**INSTRUCTION:** Scan the following material for the string "Enabled" and copy each line in which it appears.

**EXERCISE DATA:**

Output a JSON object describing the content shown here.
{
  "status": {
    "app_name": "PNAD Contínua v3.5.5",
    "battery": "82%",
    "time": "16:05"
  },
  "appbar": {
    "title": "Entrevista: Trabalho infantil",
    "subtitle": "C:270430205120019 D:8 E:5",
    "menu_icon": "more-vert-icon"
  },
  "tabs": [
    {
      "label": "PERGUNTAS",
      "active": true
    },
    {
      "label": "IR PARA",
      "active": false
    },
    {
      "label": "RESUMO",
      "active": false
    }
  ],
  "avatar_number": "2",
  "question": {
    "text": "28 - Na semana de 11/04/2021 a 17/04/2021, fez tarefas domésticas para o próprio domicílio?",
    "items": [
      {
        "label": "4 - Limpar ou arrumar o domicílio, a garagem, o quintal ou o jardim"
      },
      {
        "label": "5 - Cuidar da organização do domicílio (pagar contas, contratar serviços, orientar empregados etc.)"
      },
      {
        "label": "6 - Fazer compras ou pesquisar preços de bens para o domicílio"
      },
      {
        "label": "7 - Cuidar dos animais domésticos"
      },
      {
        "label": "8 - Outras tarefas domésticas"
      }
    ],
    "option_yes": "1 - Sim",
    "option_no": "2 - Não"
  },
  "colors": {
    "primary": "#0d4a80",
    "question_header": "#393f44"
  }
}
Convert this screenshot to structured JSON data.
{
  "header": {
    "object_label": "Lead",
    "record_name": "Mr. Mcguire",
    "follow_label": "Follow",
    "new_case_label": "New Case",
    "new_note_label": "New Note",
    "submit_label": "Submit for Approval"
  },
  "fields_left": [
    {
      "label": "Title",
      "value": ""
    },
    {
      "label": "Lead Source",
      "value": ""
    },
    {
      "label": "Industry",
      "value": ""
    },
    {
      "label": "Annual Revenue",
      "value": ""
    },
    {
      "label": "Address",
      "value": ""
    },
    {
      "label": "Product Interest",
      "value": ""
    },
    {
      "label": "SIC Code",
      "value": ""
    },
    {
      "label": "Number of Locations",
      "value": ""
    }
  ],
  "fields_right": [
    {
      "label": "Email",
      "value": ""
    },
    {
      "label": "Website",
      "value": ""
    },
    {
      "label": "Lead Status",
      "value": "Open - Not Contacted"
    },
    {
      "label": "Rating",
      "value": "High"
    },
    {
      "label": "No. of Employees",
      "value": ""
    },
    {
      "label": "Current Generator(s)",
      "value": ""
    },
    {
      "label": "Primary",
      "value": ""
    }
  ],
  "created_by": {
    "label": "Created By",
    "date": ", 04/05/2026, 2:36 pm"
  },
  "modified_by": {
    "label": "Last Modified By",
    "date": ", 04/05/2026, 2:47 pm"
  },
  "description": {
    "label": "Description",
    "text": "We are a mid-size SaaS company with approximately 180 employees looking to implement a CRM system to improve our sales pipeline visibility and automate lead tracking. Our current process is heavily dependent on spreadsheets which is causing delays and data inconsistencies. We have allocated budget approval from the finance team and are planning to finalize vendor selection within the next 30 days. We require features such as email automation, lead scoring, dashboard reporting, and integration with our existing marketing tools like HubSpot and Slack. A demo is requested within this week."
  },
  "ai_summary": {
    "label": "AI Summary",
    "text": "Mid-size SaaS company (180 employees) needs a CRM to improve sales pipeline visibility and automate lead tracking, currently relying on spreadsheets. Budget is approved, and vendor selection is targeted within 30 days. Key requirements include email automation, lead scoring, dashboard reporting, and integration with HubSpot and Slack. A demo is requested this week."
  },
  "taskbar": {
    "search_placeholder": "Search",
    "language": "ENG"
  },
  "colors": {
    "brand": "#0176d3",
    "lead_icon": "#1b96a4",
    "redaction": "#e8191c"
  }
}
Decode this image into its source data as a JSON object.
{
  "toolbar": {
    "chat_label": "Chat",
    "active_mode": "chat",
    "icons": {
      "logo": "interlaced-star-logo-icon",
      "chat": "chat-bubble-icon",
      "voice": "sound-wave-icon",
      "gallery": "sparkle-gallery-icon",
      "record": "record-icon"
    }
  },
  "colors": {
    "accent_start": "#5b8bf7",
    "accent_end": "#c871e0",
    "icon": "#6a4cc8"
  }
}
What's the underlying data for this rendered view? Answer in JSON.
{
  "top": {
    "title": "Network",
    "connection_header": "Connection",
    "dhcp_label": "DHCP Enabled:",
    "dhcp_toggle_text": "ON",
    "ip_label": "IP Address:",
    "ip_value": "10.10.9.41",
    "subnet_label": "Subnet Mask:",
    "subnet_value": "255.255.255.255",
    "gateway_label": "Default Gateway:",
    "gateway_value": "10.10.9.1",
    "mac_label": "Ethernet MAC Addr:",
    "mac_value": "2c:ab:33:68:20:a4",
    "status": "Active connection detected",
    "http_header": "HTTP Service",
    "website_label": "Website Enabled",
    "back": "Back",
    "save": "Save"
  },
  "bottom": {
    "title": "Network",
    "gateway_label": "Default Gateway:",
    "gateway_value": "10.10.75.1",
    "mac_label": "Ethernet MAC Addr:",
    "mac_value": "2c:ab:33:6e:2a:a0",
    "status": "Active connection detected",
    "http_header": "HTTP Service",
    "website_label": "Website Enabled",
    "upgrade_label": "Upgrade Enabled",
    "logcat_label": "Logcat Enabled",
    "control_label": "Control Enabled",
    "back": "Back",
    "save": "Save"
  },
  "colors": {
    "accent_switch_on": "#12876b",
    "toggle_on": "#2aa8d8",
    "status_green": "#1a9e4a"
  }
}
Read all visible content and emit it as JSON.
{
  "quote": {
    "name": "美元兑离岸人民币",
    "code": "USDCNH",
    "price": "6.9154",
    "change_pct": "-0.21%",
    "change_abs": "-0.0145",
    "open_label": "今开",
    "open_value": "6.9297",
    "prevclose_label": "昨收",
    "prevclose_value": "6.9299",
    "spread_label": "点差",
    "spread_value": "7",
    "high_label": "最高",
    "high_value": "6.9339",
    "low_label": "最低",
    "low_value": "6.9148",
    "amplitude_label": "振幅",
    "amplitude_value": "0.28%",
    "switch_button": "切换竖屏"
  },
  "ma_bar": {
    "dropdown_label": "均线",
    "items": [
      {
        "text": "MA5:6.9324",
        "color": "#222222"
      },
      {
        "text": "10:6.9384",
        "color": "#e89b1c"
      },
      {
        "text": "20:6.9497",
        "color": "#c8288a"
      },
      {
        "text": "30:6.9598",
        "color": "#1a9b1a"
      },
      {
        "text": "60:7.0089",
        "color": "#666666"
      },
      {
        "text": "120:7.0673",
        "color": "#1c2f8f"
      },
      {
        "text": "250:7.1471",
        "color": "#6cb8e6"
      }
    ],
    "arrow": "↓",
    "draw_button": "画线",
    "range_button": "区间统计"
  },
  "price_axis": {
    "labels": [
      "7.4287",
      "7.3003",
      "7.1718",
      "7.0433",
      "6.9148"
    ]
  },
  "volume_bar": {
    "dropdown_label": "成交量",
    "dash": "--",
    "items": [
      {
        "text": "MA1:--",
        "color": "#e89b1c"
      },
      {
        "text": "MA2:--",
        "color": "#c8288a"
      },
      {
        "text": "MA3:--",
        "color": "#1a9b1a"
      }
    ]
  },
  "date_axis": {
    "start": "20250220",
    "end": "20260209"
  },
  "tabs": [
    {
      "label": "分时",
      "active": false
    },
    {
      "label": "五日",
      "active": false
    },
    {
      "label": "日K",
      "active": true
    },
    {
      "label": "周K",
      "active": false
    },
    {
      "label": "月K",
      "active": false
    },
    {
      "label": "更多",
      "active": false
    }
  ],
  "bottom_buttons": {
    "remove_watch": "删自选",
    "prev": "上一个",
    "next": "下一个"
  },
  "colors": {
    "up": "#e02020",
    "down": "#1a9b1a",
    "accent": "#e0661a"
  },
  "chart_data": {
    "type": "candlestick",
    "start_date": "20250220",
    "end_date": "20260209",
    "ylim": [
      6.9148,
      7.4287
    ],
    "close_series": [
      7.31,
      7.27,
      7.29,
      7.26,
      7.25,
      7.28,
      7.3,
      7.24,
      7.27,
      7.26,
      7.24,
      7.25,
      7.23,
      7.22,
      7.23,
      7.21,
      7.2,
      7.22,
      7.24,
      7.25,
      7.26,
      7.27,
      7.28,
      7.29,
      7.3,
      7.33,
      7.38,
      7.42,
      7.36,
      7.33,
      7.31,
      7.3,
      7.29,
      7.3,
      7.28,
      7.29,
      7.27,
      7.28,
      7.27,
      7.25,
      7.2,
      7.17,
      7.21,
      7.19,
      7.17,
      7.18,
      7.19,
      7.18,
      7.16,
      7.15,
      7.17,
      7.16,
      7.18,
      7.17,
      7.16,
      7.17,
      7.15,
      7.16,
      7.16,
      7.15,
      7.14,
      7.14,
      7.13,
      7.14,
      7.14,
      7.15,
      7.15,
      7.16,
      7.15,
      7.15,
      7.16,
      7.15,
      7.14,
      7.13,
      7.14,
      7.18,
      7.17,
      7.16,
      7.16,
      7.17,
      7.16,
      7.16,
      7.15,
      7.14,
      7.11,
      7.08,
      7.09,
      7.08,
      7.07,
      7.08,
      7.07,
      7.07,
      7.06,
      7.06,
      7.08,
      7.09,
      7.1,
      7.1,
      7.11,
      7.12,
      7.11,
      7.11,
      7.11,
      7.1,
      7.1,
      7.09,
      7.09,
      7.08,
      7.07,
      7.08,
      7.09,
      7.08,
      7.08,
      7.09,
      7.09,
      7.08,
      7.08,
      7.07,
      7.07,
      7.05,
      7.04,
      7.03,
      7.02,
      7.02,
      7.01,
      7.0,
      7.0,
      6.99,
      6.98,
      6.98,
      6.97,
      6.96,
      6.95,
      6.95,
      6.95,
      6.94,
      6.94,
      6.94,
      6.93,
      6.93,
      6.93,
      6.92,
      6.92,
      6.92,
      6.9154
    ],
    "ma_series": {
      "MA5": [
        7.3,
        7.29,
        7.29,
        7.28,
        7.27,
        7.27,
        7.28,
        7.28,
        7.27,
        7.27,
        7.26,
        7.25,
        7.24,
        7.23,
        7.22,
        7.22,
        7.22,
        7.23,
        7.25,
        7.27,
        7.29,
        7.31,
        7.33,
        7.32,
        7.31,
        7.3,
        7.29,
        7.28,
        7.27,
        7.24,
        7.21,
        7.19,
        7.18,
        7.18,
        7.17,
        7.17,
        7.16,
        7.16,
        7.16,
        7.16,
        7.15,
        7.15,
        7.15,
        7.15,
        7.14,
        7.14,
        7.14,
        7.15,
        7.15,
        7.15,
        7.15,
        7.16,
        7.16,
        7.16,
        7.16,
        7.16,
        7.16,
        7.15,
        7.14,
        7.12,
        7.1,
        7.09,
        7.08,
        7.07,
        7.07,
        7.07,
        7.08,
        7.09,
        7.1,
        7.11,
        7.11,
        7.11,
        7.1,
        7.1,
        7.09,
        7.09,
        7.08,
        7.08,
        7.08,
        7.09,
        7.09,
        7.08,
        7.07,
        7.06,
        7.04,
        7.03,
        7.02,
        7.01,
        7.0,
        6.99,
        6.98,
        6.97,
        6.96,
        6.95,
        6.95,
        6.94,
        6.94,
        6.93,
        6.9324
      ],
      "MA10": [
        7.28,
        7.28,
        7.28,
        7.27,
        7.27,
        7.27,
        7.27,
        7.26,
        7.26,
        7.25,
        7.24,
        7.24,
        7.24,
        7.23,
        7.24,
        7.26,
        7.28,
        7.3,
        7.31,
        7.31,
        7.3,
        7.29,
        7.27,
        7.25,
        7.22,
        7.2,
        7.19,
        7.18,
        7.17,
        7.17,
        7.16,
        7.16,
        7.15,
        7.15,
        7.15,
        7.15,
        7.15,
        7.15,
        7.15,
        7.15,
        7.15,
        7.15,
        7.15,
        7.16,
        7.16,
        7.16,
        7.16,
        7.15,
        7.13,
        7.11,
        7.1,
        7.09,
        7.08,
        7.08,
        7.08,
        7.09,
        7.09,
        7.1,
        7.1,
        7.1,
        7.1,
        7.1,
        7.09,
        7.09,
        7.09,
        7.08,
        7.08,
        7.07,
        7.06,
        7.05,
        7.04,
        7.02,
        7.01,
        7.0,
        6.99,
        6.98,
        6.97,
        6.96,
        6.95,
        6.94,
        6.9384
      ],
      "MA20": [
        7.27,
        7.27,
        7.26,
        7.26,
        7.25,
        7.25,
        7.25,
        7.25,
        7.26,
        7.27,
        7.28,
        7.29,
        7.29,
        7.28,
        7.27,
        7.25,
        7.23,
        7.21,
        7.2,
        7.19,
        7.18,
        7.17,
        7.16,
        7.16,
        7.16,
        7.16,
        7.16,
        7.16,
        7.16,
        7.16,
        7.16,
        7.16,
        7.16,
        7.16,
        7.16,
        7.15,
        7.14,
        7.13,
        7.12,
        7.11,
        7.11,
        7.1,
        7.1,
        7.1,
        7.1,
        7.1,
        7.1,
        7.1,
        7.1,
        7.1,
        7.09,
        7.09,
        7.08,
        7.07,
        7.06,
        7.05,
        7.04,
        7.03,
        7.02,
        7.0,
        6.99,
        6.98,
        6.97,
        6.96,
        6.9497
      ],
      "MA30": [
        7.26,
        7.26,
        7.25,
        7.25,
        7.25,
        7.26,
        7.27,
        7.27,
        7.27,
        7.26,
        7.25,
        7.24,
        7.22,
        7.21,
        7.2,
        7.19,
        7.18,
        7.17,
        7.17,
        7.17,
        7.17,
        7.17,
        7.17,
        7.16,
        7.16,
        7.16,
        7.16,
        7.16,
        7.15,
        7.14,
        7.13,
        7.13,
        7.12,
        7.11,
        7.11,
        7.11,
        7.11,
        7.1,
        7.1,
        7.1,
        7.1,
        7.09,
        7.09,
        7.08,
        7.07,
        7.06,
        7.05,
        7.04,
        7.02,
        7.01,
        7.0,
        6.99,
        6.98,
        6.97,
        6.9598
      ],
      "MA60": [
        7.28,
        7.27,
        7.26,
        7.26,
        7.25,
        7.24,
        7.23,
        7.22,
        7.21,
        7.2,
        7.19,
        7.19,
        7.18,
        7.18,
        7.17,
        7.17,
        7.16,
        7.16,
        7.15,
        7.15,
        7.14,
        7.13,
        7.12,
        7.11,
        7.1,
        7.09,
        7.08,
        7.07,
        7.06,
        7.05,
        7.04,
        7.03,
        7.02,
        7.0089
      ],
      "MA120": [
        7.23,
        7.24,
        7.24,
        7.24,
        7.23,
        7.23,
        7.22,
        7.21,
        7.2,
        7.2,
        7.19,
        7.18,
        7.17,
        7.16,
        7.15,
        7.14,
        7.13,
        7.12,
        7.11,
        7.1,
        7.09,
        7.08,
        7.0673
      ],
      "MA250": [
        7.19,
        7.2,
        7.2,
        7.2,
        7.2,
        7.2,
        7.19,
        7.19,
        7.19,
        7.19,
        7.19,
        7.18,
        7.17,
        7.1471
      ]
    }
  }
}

**OUTPUT:**
    "dhcp_label": "DHCP Enabled:",
    "website_label": "Website Enabled",
    "website_label": "Website Enabled",
    "upgrade_label": "Upgrade Enabled",
    "logcat_label": "Logcat Enabled",
    "control_label": "Control Enabled",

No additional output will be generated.